---------- Input for this task ----------
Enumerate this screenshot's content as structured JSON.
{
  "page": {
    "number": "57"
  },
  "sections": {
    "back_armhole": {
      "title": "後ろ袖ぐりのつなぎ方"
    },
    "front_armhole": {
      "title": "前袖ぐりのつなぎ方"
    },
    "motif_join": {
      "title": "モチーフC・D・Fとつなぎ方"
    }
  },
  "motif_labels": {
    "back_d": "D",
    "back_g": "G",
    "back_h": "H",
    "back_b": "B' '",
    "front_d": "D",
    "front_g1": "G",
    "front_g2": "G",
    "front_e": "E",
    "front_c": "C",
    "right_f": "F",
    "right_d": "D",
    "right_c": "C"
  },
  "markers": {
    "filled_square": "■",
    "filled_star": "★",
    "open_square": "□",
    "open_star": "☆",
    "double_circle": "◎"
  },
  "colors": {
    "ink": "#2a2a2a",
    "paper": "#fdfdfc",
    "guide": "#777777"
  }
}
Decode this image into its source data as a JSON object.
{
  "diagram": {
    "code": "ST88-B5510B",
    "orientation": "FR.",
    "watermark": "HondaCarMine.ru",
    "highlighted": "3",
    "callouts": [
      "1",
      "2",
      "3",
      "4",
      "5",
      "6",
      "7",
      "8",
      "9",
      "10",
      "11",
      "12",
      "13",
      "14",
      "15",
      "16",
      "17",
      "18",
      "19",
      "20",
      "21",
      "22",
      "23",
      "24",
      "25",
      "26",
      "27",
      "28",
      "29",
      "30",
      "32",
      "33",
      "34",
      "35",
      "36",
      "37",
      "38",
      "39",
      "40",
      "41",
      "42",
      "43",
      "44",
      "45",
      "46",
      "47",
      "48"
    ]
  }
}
----------
Description of the task:
Repeat precisely the lines of the data starting at the one containing "Decode this image", last line included.

Solved problem:
Decode this image into its source data as a JSON object.
{
  "diagram": {
    "code": "ST88-B5510B",
    "orientation": "FR.",
    "watermark": "HondaCarMine.ru",
    "highlighted": "3",
    "callouts": [
      "1",
      "2",
      "3",
      "4",
      "5",
      "6",
      "7",
      "8",
      "9",
      "10",
      "11",
      "12",
      "13",
      "14",
      "15",
      "16",
      "17",
      "18",
      "19",
      "20",
      "21",
      "22",
      "23",
      "24",
      "25",
      "26",
      "27",
      "28",
      "29",
      "30",
      "32",
      "33",
      "34",
      "35",
      "36",
      "37",
      "38",
      "39",
      "40",
      "41",
      "42",
      "43",
      "44",
      "45",
      "46",
      "47",
      "48"
    ]
  }
}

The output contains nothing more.